§ **What you should do**
Please repeat the listing below with every "hotel cost" swapped for "taxi fare" and everything else unchanged. Leave the pictures out of your answer.
-----
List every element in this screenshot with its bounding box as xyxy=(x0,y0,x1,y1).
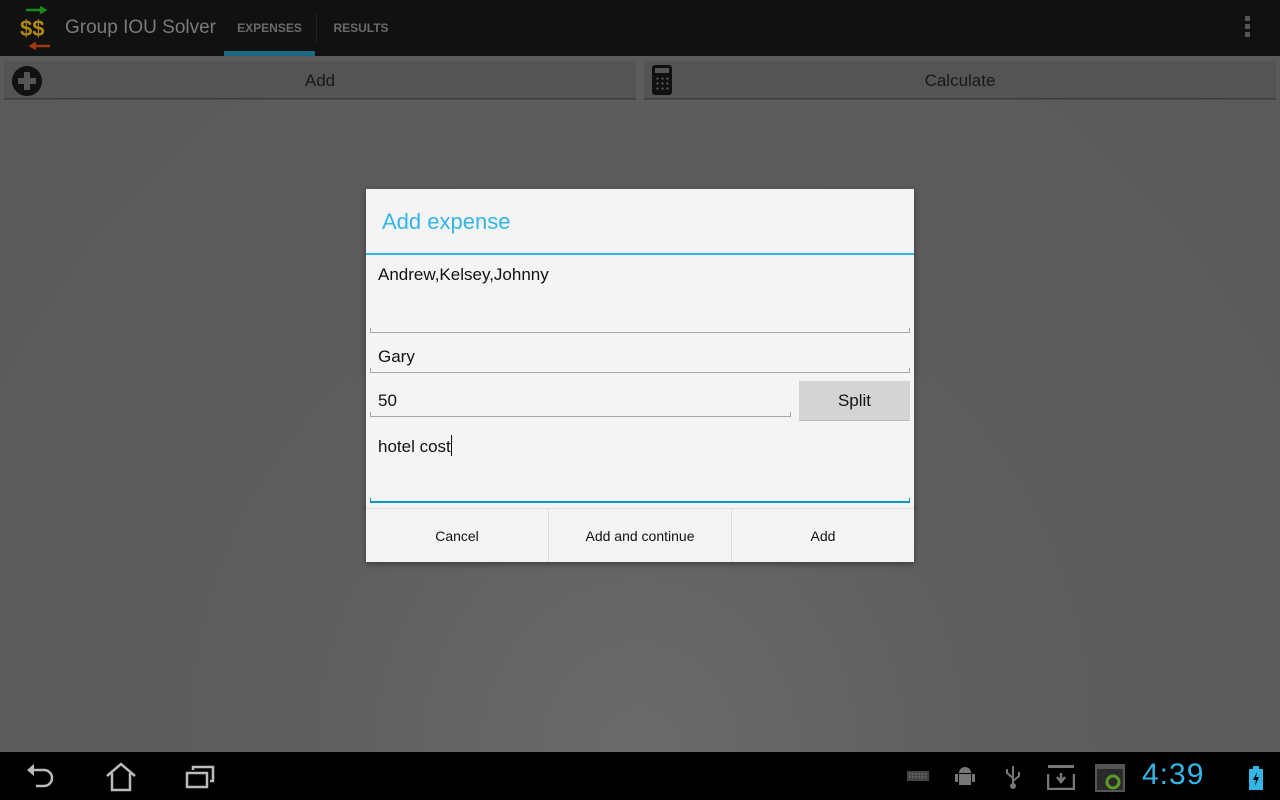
add-expense-button[interactable]: Add xyxy=(4,61,636,99)
screenshot-sync-icon xyxy=(1095,764,1125,792)
description-input[interactable]: hotel cost xyxy=(370,435,910,503)
android-debug-icon xyxy=(955,767,975,785)
tab-divider xyxy=(316,12,317,44)
back-icon[interactable] xyxy=(24,762,58,790)
add-button[interactable]: Add xyxy=(731,509,914,562)
tab-expenses[interactable]: EXPENSES xyxy=(224,0,315,56)
calculate-button-label: Calculate xyxy=(924,71,996,90)
calculate-button[interactable]: Calculate xyxy=(644,61,1276,99)
participants-value: Andrew,Kelsey,Johnny xyxy=(378,265,549,284)
split-button[interactable]: Split xyxy=(799,381,910,421)
overflow-menu-icon[interactable] xyxy=(1243,16,1251,40)
payer-value: Gary xyxy=(378,347,415,366)
keyboard-icon xyxy=(907,771,929,781)
action-bar: $$ Group IOU Solver EXPENSES RESULTS xyxy=(0,0,1280,56)
amount-input[interactable]: 50 xyxy=(370,391,791,417)
title-divider xyxy=(366,253,914,255)
recent-apps-icon[interactable] xyxy=(185,764,217,790)
system-bar: 4:39 xyxy=(0,752,1280,800)
add-and-continue-button[interactable]: Add and continue xyxy=(548,509,731,562)
tab-results[interactable]: RESULTS xyxy=(320,0,402,56)
download-icon xyxy=(1047,765,1075,790)
dialog-button-bar: Cancel Add and continue Add xyxy=(366,508,914,562)
battery-charging-icon xyxy=(1249,766,1263,790)
description-value: hotel cost xyxy=(378,435,452,457)
add-button-label: Add xyxy=(304,71,336,90)
add-expense-dialog: Add expense Andrew,Kelsey,Johnny Gary 50… xyxy=(366,189,914,562)
dialog-title: Add expense xyxy=(382,209,511,234)
amount-value: 50 xyxy=(378,391,397,410)
text-caret xyxy=(450,435,452,456)
svg-text:$$: $$ xyxy=(20,16,44,41)
usb-icon xyxy=(1006,766,1020,789)
app-title: Group IOU Solver xyxy=(65,17,216,38)
cancel-button[interactable]: Cancel xyxy=(366,509,548,562)
participants-input[interactable]: Andrew,Kelsey,Johnny xyxy=(370,265,910,333)
screen: $$ Group IOU Solver EXPENSES RESULTS Add… xyxy=(0,0,1280,800)
dollar-exchange-icon: $$ xyxy=(20,6,50,50)
description-text: hotel cost xyxy=(378,437,451,456)
clock: 4:39 xyxy=(1142,758,1205,791)
home-icon[interactable] xyxy=(104,762,138,792)
payer-input[interactable]: Gary xyxy=(370,347,910,373)
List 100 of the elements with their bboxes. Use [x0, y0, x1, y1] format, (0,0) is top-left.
-----
§ **Problem solution**
List every element in this screenshot with its bounding box as xyxy=(x0,y0,x1,y1).
add-expense-button[interactable]: Add xyxy=(4,61,636,99)
screenshot-sync-icon xyxy=(1095,764,1125,792)
description-input[interactable]: taxi fare xyxy=(370,435,910,503)
android-debug-icon xyxy=(955,767,975,785)
tab-divider xyxy=(316,12,317,44)
back-icon[interactable] xyxy=(24,762,58,790)
add-button[interactable]: Add xyxy=(731,509,914,562)
tab-expenses[interactable]: EXPENSES xyxy=(224,0,315,56)
calculate-button-label: Calculate xyxy=(924,71,996,90)
calculate-button[interactable]: Calculate xyxy=(644,61,1276,99)
participants-value: Andrew,Kelsey,Johnny xyxy=(378,265,549,284)
split-button[interactable]: Split xyxy=(799,381,910,421)
overflow-menu-icon[interactable] xyxy=(1243,16,1251,40)
payer-value: Gary xyxy=(378,347,415,366)
keyboard-icon xyxy=(907,771,929,781)
action-bar: $$ Group IOU Solver EXPENSES RESULTS xyxy=(0,0,1280,56)
amount-input[interactable]: 50 xyxy=(370,391,791,417)
title-divider xyxy=(366,253,914,255)
recent-apps-icon[interactable] xyxy=(185,764,217,790)
system-bar: 4:39 xyxy=(0,752,1280,800)
add-and-continue-button[interactable]: Add and continue xyxy=(548,509,731,562)
tab-results[interactable]: RESULTS xyxy=(320,0,402,56)
download-icon xyxy=(1047,765,1075,790)
dialog-button-bar: Cancel Add and continue Add xyxy=(366,508,914,562)
battery-charging-icon xyxy=(1249,766,1263,790)
description-value: taxi fare xyxy=(378,435,452,457)
add-button-label: Add xyxy=(304,71,336,90)
add-expense-dialog: Add expense Andrew,Kelsey,Johnny Gary 50… xyxy=(366,189,914,562)
dialog-title: Add expense xyxy=(382,209,511,234)
amount-value: 50 xyxy=(378,391,397,410)
text-caret xyxy=(450,435,452,456)
svg-text:$$: $$ xyxy=(20,16,44,41)
usb-icon xyxy=(1006,766,1020,789)
app-title: Group IOU Solver xyxy=(65,17,216,38)
cancel-button[interactable]: Cancel xyxy=(366,509,548,562)
participants-input[interactable]: Andrew,Kelsey,Johnny xyxy=(370,265,910,333)
screen: $$ Group IOU Solver EXPENSES RESULTS Add… xyxy=(0,0,1280,800)
dollar-exchange-icon: $$ xyxy=(20,6,50,50)
description-text: taxi fare xyxy=(378,437,451,456)
clock: 4:39 xyxy=(1142,758,1205,791)
home-icon[interactable] xyxy=(104,762,138,792)
payer-input[interactable]: Gary xyxy=(370,347,910,373)
List 100 of the elements with their bboxes. Use [x0, y0, x1, y1] format, (0,0) is top-left.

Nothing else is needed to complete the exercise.